(Beginning of RECORDS)

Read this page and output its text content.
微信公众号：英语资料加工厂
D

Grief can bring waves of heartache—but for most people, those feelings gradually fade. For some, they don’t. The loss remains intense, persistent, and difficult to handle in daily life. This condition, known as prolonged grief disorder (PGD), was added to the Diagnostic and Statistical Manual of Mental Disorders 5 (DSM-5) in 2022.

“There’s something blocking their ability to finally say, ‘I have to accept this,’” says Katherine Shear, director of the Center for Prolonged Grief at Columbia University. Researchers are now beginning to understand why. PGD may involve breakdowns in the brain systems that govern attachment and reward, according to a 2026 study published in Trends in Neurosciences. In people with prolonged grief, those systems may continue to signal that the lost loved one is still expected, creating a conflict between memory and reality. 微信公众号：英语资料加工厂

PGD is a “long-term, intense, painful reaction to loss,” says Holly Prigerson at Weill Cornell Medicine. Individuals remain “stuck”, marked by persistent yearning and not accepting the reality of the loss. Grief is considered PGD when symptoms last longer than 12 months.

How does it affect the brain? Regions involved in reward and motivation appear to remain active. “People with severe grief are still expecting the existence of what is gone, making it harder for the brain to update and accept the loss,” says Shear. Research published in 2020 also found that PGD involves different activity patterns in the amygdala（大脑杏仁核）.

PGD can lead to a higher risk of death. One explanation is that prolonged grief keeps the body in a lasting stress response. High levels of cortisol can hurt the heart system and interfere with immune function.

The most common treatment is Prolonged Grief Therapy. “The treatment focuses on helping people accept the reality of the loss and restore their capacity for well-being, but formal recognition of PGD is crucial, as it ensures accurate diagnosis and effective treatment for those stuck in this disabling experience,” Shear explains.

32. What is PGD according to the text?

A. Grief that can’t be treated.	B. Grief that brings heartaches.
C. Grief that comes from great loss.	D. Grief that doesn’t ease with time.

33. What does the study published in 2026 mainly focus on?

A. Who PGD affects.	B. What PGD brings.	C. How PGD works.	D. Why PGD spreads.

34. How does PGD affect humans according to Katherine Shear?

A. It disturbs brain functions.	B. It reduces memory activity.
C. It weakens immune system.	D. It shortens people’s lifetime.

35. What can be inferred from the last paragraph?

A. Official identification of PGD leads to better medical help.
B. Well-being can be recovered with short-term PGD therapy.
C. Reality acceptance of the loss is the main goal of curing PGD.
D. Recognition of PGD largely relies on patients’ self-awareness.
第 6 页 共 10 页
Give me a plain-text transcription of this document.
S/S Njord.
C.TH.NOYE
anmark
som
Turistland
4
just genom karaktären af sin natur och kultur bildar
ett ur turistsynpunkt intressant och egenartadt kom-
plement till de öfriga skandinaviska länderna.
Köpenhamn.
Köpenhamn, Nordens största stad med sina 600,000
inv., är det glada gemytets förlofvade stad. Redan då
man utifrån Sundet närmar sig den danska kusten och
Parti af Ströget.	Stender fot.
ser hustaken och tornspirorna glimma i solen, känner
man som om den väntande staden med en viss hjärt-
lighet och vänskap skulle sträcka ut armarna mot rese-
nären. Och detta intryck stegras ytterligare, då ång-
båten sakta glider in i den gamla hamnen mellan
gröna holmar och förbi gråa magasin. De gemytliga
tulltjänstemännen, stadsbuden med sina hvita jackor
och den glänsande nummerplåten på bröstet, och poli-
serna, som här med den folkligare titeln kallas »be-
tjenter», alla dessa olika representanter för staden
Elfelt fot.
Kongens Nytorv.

(End of RECORDS)

» ASSIGNED TASK
Keeping each word as it stands, transcribe every entry.

» EXERCISE RESULT
Read this page and output its text content.
微信公众号：英语资料加工厂
D

Grief can bring waves of heartache—but for most people, those feelings gradually fade. For some, they don’t. The loss remains intense, persistent, and difficult to handle in daily life. This condition, known as prolonged grief disorder (PGD), was added to the Diagnostic and Statistical Manual of Mental Disorders 5 (DSM-5) in 2022.

“There’s something blocking their ability to finally say, ‘I have to accept this,’” says Katherine Shear, director of the Center for Prolonged Grief at Columbia University. Researchers are now beginning to understand why. PGD may involve breakdowns in the brain systems that govern attachment and reward, according to a 2026 study published in Trends in Neurosciences. In people with prolonged grief, those systems may continue to signal that the lost loved one is still expected, creating a conflict between memory and reality. 微信公众号：英语资料加工厂

PGD is a “long-term, intense, painful reaction to loss,” says Holly Prigerson at Weill Cornell Medicine. Individuals remain “stuck”, marked by persistent yearning and not accepting the reality of the loss. Grief is considered PGD when symptoms last longer than 12 months.

How does it affect the brain? Regions involved in reward and motivation appear to remain active. “People with severe grief are still expecting the existence of what is gone, making it harder for the brain to update and accept the loss,” says Shear. Research published in 2020 also found that PGD involves different activity patterns in the amygdala（大脑杏仁核）.

PGD can lead to a higher risk of death. One explanation is that prolonged grief keeps the body in a lasting stress response. High levels of cortisol can hurt the heart system and interfere with immune function.

The most common treatment is Prolonged Grief Therapy. “The treatment focuses on helping people accept the reality of the loss and restore their capacity for well-being, but formal recognition of PGD is crucial, as it ensures accurate diagnosis and effective treatment for those stuck in this disabling experience,” Shear explains.

32. What is PGD according to the text?

A. Grief that can’t be treated.	B. Grief that brings heartaches.
C. Grief that comes from great loss.	D. Grief that doesn’t ease with time.

33. What does the study published in 2026 mainly focus on?

A. Who PGD affects.	B. What PGD brings.	C. How PGD works.	D. Why PGD spreads.

34. How does PGD affect humans according to Katherine Shear?

A. It disturbs brain functions.	B. It reduces memory activity.
C. It weakens immune system.	D. It shortens people’s lifetime.

35. What can be inferred from the last paragraph?

A. Official identification of PGD leads to better medical help.
B. Well-being can be recovered with short-term PGD therapy.
C. Reality acceptance of the loss is the main goal of curing PGD.
D. Recognition of PGD largely relies on patients’ self-awareness.
第 6 页 共 10 页
Give me a plain-text transcription of this document.
S/S Njord.
C.TH.NOYE
anmark
som
Turistland
4
just genom karaktären af sin natur och kultur bildar
ett ur turistsynpunkt intressant och egenartadt kom-
plement till de öfriga skandinaviska länderna.
Köpenhamn.
Köpenhamn, Nordens största stad med sina 600,000
inv., är det glada gemytets förlofvade stad. Redan då
man utifrån Sundet närmar sig den danska kusten och
Parti af Ströget.	Stender fot.
ser hustaken och tornspirorna glimma i solen, känner
man som om den väntande staden med en viss hjärt-
lighet och vänskap skulle sträcka ut armarna mot rese-
nären. Och detta intryck stegras ytterligare, då ång-
båten sakta glider in i den gamla hamnen mellan
gröna holmar och förbi gråa magasin. De gemytliga
tulltjänstemännen, stadsbuden med sina hvita jackor
och den glänsande nummerplåten på bröstet, och poli-
serna, som här med den folkligare titeln kallas »be-
tjenter», alla dessa olika representanter för staden
Elfelt fot.
Kongens Nytorv.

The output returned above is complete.